Short task:
Copy every entry precisely.

Extracted data entries:
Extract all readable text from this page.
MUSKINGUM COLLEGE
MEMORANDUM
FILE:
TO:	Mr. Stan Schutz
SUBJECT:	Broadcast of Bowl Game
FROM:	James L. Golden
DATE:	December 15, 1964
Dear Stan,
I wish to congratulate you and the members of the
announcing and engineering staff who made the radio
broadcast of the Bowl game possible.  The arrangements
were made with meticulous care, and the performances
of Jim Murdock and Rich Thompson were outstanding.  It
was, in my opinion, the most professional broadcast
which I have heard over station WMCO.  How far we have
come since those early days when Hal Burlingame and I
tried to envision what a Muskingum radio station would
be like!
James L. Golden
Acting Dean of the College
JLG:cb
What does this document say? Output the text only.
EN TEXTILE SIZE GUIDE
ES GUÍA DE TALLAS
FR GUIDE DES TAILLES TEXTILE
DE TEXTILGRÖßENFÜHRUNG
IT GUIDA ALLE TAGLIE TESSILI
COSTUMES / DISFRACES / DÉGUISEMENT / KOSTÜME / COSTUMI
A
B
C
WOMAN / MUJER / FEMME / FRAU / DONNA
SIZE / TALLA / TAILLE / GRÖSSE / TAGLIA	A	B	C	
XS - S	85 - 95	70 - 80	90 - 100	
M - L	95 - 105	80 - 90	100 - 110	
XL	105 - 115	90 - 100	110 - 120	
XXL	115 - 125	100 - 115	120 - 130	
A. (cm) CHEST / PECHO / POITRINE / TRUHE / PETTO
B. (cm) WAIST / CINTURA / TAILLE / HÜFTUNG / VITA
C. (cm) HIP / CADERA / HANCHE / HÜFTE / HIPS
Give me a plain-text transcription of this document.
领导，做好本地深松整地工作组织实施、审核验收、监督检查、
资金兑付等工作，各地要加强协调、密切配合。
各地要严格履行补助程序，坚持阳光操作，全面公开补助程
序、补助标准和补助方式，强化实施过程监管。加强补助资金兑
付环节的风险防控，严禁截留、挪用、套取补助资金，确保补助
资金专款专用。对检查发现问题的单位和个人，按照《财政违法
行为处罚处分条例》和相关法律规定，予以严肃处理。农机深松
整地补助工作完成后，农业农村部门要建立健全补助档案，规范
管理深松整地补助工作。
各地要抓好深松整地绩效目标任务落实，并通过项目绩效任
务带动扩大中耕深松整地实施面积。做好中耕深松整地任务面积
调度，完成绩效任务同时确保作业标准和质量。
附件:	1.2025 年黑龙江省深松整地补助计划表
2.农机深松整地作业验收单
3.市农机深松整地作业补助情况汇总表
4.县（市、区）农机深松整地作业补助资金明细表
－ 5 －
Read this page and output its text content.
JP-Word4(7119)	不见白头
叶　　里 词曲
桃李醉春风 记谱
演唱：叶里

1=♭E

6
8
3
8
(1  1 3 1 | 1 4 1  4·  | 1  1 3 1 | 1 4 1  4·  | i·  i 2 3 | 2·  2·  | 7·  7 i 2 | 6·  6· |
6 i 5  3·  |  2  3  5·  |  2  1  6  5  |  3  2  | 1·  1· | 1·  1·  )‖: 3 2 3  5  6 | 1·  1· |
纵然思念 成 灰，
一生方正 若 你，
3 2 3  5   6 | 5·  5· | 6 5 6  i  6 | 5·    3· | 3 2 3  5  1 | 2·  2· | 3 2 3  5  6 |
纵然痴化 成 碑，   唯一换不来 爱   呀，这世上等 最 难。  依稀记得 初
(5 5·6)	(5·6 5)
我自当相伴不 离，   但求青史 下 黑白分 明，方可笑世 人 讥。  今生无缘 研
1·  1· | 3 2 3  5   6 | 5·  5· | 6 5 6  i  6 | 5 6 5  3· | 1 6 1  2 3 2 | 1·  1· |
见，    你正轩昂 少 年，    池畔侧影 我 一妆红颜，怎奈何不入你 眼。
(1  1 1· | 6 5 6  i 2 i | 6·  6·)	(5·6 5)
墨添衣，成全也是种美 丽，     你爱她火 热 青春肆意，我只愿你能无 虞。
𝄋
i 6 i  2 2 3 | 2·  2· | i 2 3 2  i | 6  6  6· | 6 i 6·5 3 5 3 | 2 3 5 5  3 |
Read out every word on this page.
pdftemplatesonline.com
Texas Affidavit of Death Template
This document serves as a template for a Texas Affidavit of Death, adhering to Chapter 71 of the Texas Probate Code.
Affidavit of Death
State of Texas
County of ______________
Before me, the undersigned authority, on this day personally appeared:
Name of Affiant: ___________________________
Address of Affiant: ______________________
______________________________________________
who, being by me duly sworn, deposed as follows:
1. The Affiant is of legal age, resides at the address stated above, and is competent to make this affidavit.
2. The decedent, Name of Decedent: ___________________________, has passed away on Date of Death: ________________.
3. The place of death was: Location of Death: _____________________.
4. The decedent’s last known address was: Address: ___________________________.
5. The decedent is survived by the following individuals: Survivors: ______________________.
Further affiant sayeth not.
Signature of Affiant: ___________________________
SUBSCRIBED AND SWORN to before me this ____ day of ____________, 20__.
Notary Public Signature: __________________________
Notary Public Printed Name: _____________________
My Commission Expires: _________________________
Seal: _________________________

Answer for the task:
Extract all readable text from this page.
MUSKINGUM COLLEGE
MEMORANDUM
FILE:
TO:	Mr. Stan Schutz
SUBJECT:	Broadcast of Bowl Game
FROM:	James L. Golden
DATE:	December 15, 1964
Dear Stan,
I wish to congratulate you and the members of the
announcing and engineering staff who made the radio
broadcast of the Bowl game possible.  The arrangements
were made with meticulous care, and the performances
of Jim Murdock and Rich Thompson were outstanding.  It
was, in my opinion, the most professional broadcast
which I have heard over station WMCO.  How far we have
come since those early days when Hal Burlingame and I
tried to envision what a Muskingum radio station would
be like!
James L. Golden
Acting Dean of the College
JLG:cb
What does this document say? Output the text only.
EN TEXTILE SIZE GUIDE
ES GUÍA DE TALLAS
FR GUIDE DES TAILLES TEXTILE
DE TEXTILGRÖßENFÜHRUNG
IT GUIDA ALLE TAGLIE TESSILI
COSTUMES / DISFRACES / DÉGUISEMENT / KOSTÜME / COSTUMI
A
B
C
WOMAN / MUJER / FEMME / FRAU / DONNA
SIZE / TALLA / TAILLE / GRÖSSE / TAGLIA	A	B	C	
XS - S	85 - 95	70 - 80	90 - 100	
M - L	95 - 105	80 - 90	100 - 110	
XL	105 - 115	90 - 100	110 - 120	
XXL	115 - 125	100 - 115	120 - 130	
A. (cm) CHEST / PECHO / POITRINE / TRUHE / PETTO
B. (cm) WAIST / CINTURA / TAILLE / HÜFTUNG / VITA
C. (cm) HIP / CADERA / HANCHE / HÜFTE / HIPS
Give me a plain-text transcription of this document.
领导，做好本地深松整地工作组织实施、审核验收、监督检查、
资金兑付等工作，各地要加强协调、密切配合。
各地要严格履行补助程序，坚持阳光操作，全面公开补助程
序、补助标准和补助方式，强化实施过程监管。加强补助资金兑
付环节的风险防控，严禁截留、挪用、套取补助资金，确保补助
资金专款专用。对检查发现问题的单位和个人，按照《财政违法
行为处罚处分条例》和相关法律规定，予以严肃处理。农机深松
整地补助工作完成后，农业农村部门要建立健全补助档案，规范
管理深松整地补助工作。
各地要抓好深松整地绩效目标任务落实，并通过项目绩效任
务带动扩大中耕深松整地实施面积。做好中耕深松整地任务面积
调度，完成绩效任务同时确保作业标准和质量。
附件:	1.2025 年黑龙江省深松整地补助计划表
2.农机深松整地作业验收单
3.市农机深松整地作业补助情况汇总表
4.县（市、区）农机深松整地作业补助资金明细表
－ 5 －
Read this page and output its text content.
JP-Word4(7119)	不见白头
叶　　里 词曲
桃李醉春风 记谱
演唱：叶里

1=♭E

6
8
3
8
(1  1 3 1 | 1 4 1  4·  | 1  1 3 1 | 1 4 1  4·  | i·  i 2 3 | 2·  2·  | 7·  7 i 2 | 6·  6· |
6 i 5  3·  |  2  3  5·  |  2  1  6  5  |  3  2  | 1·  1· | 1·  1·  )‖: 3 2 3  5  6 | 1·  1· |
纵然思念 成 灰，
一生方正 若 你，
3 2 3  5   6 | 5·  5· | 6 5 6  i  6 | 5·    3· | 3 2 3  5  1 | 2·  2· | 3 2 3  5  6 |
纵然痴化 成 碑，   唯一换不来 爱   呀，这世上等 最 难。  依稀记得 初
(5 5·6)	(5·6 5)
我自当相伴不 离，   但求青史 下 黑白分 明，方可笑世 人 讥。  今生无缘 研
1·  1· | 3 2 3  5   6 | 5·  5· | 6 5 6  i  6 | 5 6 5  3· | 1 6 1  2 3 2 | 1·  1· |
见，    你正轩昂 少 年，    池畔侧影 我 一妆红颜，怎奈何不入你 眼。
(1  1 1· | 6 5 6  i 2 i | 6·  6·)	(5·6 5)
墨添衣，成全也是种美 丽，     你爱她火 热 青春肆意，我只愿你能无 虞。
𝄋
i 6 i  2 2 3 | 2·  2· | i 2 3 2  i | 6  6  6· | 6 i 6·5 3 5 3 | 2 3 5 5  3 |
Read out every word on this page.
pdftemplatesonline.com
Texas Affidavit of Death Template
This document serves as a template for a Texas Affidavit of Death, adhering to Chapter 71 of the Texas Probate Code.
Affidavit of Death
State of Texas
County of ______________
Before me, the undersigned authority, on this day personally appeared:
Name of Affiant: ___________________________
Address of Affiant: ______________________
______________________________________________
who, being by me duly sworn, deposed as follows:
1. The Affiant is of legal age, resides at the address stated above, and is competent to make this affidavit.
2. The decedent, Name of Decedent: ___________________________, has passed away on Date of Death: ________________.
3. The place of death was: Location of Death: _____________________.
4. The decedent’s last known address was: Address: ___________________________.
5. The decedent is survived by the following individuals: Survivors: ______________________.
Further affiant sayeth not.
Signature of Affiant: ___________________________
SUBSCRIBED AND SWORN to before me this ____ day of ____________, 20__.
Notary Public Signature: __________________________
Notary Public Printed Name: _____________________
My Commission Expires: _________________________
Seal: _________________________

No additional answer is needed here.